Start of EXERCISE INPUT

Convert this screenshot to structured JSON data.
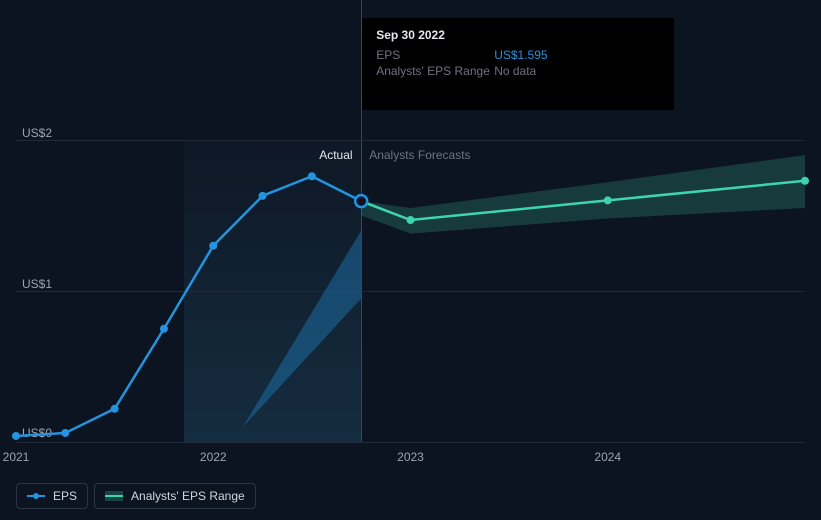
{
  "chart": {
    "type": "line",
    "background": "#0d1421",
    "grid_color": "#1f2937",
    "ylim": [
      0,
      2
    ],
    "yticks": [
      0,
      1,
      2
    ],
    "ytick_labels": [
      "US$0",
      "US$1",
      "US$2"
    ],
    "xlim": [
      2021,
      2025
    ],
    "xticks": [
      2021,
      2022,
      2023,
      2024
    ],
    "xtick_labels": [
      "2021",
      "2022",
      "2023",
      "2024"
    ],
    "actual_region": {
      "start": 2021.85,
      "end": 2022.75,
      "label": "Actual",
      "color": "#e5e7eb"
    },
    "forecast_region": {
      "start": 2022.75,
      "label": "Analysts Forecasts",
      "color": "#6b7280"
    },
    "hover_x": 2022.75,
    "actual_series": {
      "name": "EPS",
      "color": "#2394df",
      "line_width": 2.5,
      "marker_radius": 4,
      "points": [
        {
          "x": 2021.0,
          "y": 0.04
        },
        {
          "x": 2021.25,
          "y": 0.06
        },
        {
          "x": 2021.5,
          "y": 0.22
        },
        {
          "x": 2021.75,
          "y": 0.75
        },
        {
          "x": 2022.0,
          "y": 1.3
        },
        {
          "x": 2022.25,
          "y": 1.63
        },
        {
          "x": 2022.5,
          "y": 1.76
        },
        {
          "x": 2022.75,
          "y": 1.595
        }
      ]
    },
    "forecast_series": {
      "name": "EPS Forecast",
      "color": "#3fd4b0",
      "line_width": 2.5,
      "marker_radius": 4,
      "points": [
        {
          "x": 2022.75,
          "y": 1.595
        },
        {
          "x": 2023.0,
          "y": 1.47
        },
        {
          "x": 2024.0,
          "y": 1.6
        },
        {
          "x": 2025.0,
          "y": 1.73
        }
      ]
    },
    "actual_range_band": {
      "color": "#2394df",
      "opacity": 0.35,
      "upper": [
        {
          "x": 2022.15,
          "y": 0.1
        },
        {
          "x": 2022.75,
          "y": 1.4
        }
      ],
      "lower": [
        {
          "x": 2022.75,
          "y": 0.95
        },
        {
          "x": 2022.15,
          "y": 0.1
        }
      ]
    },
    "forecast_range_band": {
      "color": "#3fd4b0",
      "opacity": 0.2,
      "upper": [
        {
          "x": 2022.75,
          "y": 1.595
        },
        {
          "x": 2023.0,
          "y": 1.55
        },
        {
          "x": 2024.0,
          "y": 1.72
        },
        {
          "x": 2025.0,
          "y": 1.9
        }
      ],
      "lower": [
        {
          "x": 2025.0,
          "y": 1.55
        },
        {
          "x": 2024.0,
          "y": 1.48
        },
        {
          "x": 2023.0,
          "y": 1.38
        },
        {
          "x": 2022.75,
          "y": 1.5
        }
      ]
    }
  },
  "tooltip": {
    "date": "Sep 30 2022",
    "rows": [
      {
        "key": "EPS",
        "value": "US$1.595",
        "nodata": false
      },
      {
        "key": "Analysts' EPS Range",
        "value": "No data",
        "nodata": true
      }
    ]
  },
  "legend": {
    "items": [
      {
        "label": "EPS",
        "color": "#2394df",
        "swatch": "dot-line"
      },
      {
        "label": "Analysts' EPS Range",
        "color": "#3fd4b0",
        "swatch": "band-line"
      }
    ]
  }
}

End of EXERCISE INPUT

• THE EXERCISE: Copy every record character for character. Skip the pictures.

• FINAL RESULT:
Convert this screenshot to structured JSON data.
{
  "chart": {
    "type": "line",
    "background": "#0d1421",
    "grid_color": "#1f2937",
    "ylim": [
      0,
      2
    ],
    "yticks": [
      0,
      1,
      2
    ],
    "ytick_labels": [
      "US$0",
      "US$1",
      "US$2"
    ],
    "xlim": [
      2021,
      2025
    ],
    "xticks": [
      2021,
      2022,
      2023,
      2024
    ],
    "xtick_labels": [
      "2021",
      "2022",
      "2023",
      "2024"
    ],
    "actual_region": {
      "start": 2021.85,
      "end": 2022.75,
      "label": "Actual",
      "color": "#e5e7eb"
    },
    "forecast_region": {
      "start": 2022.75,
      "label": "Analysts Forecasts",
      "color": "#6b7280"
    },
    "hover_x": 2022.75,
    "actual_series": {
      "name": "EPS",
      "color": "#2394df",
      "line_width": 2.5,
      "marker_radius": 4,
      "points": [
        {
          "x": 2021.0,
          "y": 0.04
        },
        {
          "x": 2021.25,
          "y": 0.06
        },
        {
          "x": 2021.5,
          "y": 0.22
        },
        {
          "x": 2021.75,
          "y": 0.75
        },
        {
          "x": 2022.0,
          "y": 1.3
        },
        {
          "x": 2022.25,
          "y": 1.63
        },
        {
          "x": 2022.5,
          "y": 1.76
        },
        {
          "x": 2022.75,
          "y": 1.595
        }
      ]
    },
    "forecast_series": {
      "name": "EPS Forecast",
      "color": "#3fd4b0",
      "line_width": 2.5,
      "marker_radius": 4,
      "points": [
        {
          "x": 2022.75,
          "y": 1.595
        },
        {
          "x": 2023.0,
          "y": 1.47
        },
        {
          "x": 2024.0,
          "y": 1.6
        },
        {
          "x": 2025.0,
          "y": 1.73
        }
      ]
    },
    "actual_range_band": {
      "color": "#2394df",
      "opacity": 0.35,
      "upper": [
        {
          "x": 2022.15,
          "y": 0.1
        },
        {
          "x": 2022.75,
          "y": 1.4
        }
      ],
      "lower": [
        {
          "x": 2022.75,
          "y": 0.95
        },
        {
          "x": 2022.15,
          "y": 0.1
        }
      ]
    },
    "forecast_range_band": {
      "color": "#3fd4b0",
      "opacity": 0.2,
      "upper": [
        {
          "x": 2022.75,
          "y": 1.595
        },
        {
          "x": 2023.0,
          "y": 1.55
        },
        {
          "x": 2024.0,
          "y": 1.72
        },
        {
          "x": 2025.0,
          "y": 1.9
        }
      ],
      "lower": [
        {
          "x": 2025.0,
          "y": 1.55
        },
        {
          "x": 2024.0,
          "y": 1.48
        },
        {
          "x": 2023.0,
          "y": 1.38
        },
        {
          "x": 2022.75,
          "y": 1.5
        }
      ]
    }
  },
  "tooltip": {
    "date": "Sep 30 2022",
    "rows": [
      {
        "key": "EPS",
        "value": "US$1.595",
        "nodata": false
      },
      {
        "key": "Analysts' EPS Range",
        "value": "No data",
        "nodata": true
      }
    ]
  },
  "legend": {
    "items": [
      {
        "label": "EPS",
        "color": "#2394df",
        "swatch": "dot-line"
      },
      {
        "label": "Analysts' EPS Range",
        "color": "#3fd4b0",
        "swatch": "band-line"
      }
    ]
  }
}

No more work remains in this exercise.